**REQUESTS**
• a. From the thread on C# Decimal performance, translate this sentence into Spanish: "Memory operations and processors are extremely efficient when operating with 64-bit numbers."
• b. Using the thread on C# Decimal performance, answer these questions:
(i) About how many times faster than Decimal was Double?
(ii) How long had the asker spent optimizing the application?
(iii) Which specification does the Intel® Decimal Floating-Point Math Library implement?
• c. Edit the thread on C# Decimal performance by rewriting the part starting at "2. It is 128" and ending at "64-bit floating-point decimals.", with "wrapper" replaced by "binding layer".

**SELECTED EXTRACT**
>> Begin

C# Decimal datatype performance

Question

I'm writing a financial application in C# where performance (i.e. speed) is critical. Because it's a financial app I have to use the Decimal datatype intensively.

I've optimized the code as much as I could with the help of a profiler. Before using Decimal, everything was done with the Double datatype and the speed was several times faster. However, Double is not an option because of its binary nature, causing a lot of precision errors over the course of multiple operations.

Is there any decimal library that I can interface with C# that could give me a performance improvement over the native Decimal datatype in .NET?

Based on the answers I already got, I noticed I was not clear enough, so here are some additional details:

• The app has to be as fast as it can possibly go (i.e. as fast as it was when using Double instead of Decimal would be a dream). Double was about 15x faster than Decimal, as the operations are hardware based.
• The hardware is already top-notch (I'm running on a Dual Xenon Quad-Core) and the application uses threads, so CPU utilization is always 100% on the machine. Additionally, the app is running in 64bit mode, which gives it a mensurable performance advantage over 32bit.
• I've optimized past the point of sanity (more than one month and a half optimizing; believe it or not, it now takes approx. 1/5000 of what it took to do the same calculations I used as a reference initially); this optimization involved everything: string processing, I/O, database access and indexes, memory, loops, changing the way some things were made, and even using "switch" over "if" everywhere it made a difference. The profiler is now clearly showing that the remaining performance culprit is on the Decimal datatype operators. Nothing else is adding up a considerable amount of time.
• You have to believe me here: I've gone as far as I could possibly go in the realm of C#.NET to optimize the application, and I'm really amazed at its current performance. I'm now looking for a good idea in order to improve Decimal performance to something close to Double. I know it's only a dream, but just wanted to check I thought of everything possible. :)

Thanks!

Answer 1

4 years after my previous answer I would like to add another one based on the experience we had over the years on working with high-performance computations with floating-point numbers.

There are two major problems with Decimal data type on high-performance computations:

1. CLR treats this type as a regular structure (no special support as for other built-in types)
2. It is 128 bit

While you cannot do much about the first issue, second looks even more important. Memory operations and processors are extremely efficient when operating with 64-bit numbers. 128-bit operations are much heavier. Thus .NET implementation of Decimal is by design significantly slower that the operation on Double even for read/write operations.

If your application needs both the accuracy of floating-point computations and performance of such operations then neither Double or Decimal are suitable for the task. The solution that we have adopted in my company (Fintech domain) is to use a wrapper on top of Intel® Decimal Floating-Point Math Library. It implements the IEEE 754-2008 Decimal Floating-Point Arithmetic specification providing 64-bit floating-point decimals.

>> End

**DATA SEGMENT**
>> Begin

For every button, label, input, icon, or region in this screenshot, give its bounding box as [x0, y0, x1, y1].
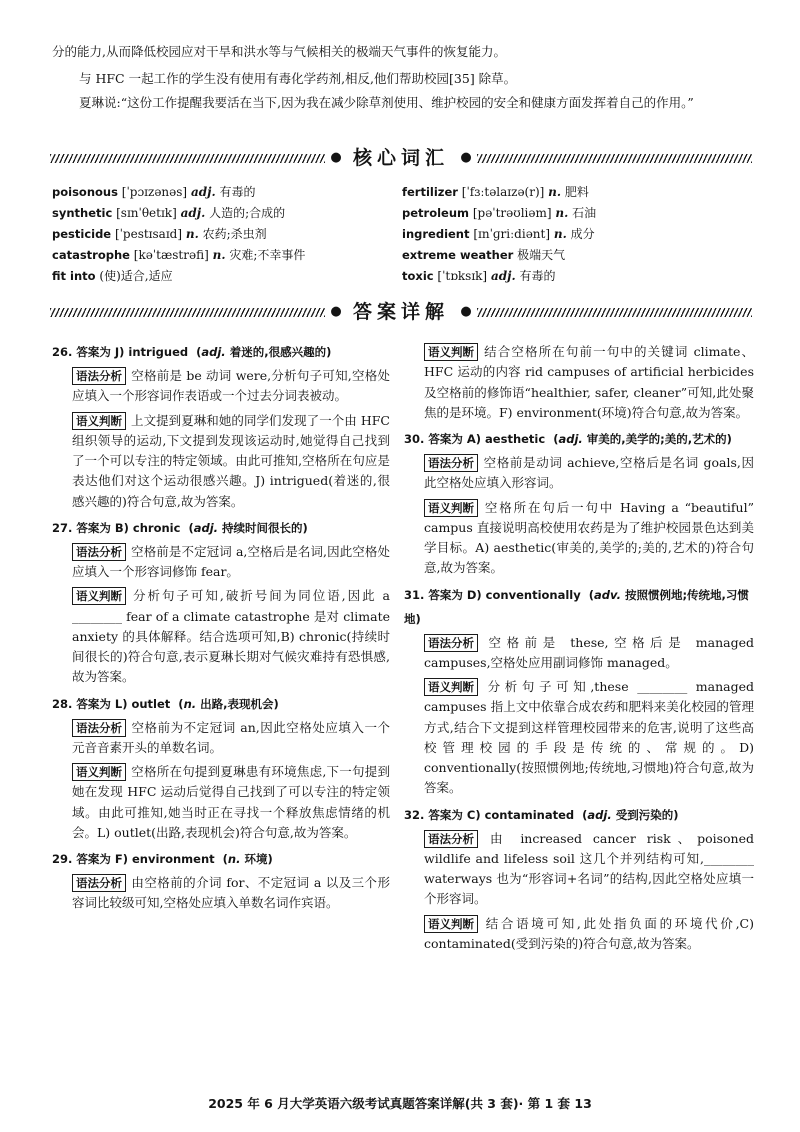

>> End

**EXERCISE RESULTS**
• a. Las operaciones de memoria y los procesadores son extremadamente eficientes cuando operan con números de 64 bits.

• b.
(i) About 15 times faster.
(ii) More than one month and a half.
(iii) The IEEE 754-2008 Decimal Floating-Point Arithmetic specification.

• c.
2. It is 128 bit

While you cannot do much about the first issue, second looks even more important. Memory operations and processors are extremely efficient when operating with 64-bit numbers. 128-bit operations are much heavier. Thus .NET implementation of Decimal is by design significantly slower that the operation on Double even for read/write operations.

If your application needs both the accuracy of floating-point computations and performance of such operations then neither Double or Decimal are suitable for the task. The solution that we have adopted in my company (Fintech domain) is to use a binding layer on top of Intel® Decimal Floating-Point Math Library. It implements the IEEE 754-2008 Decimal Floating-Point Arithmetic specification providing 64-bit floating-point decimals.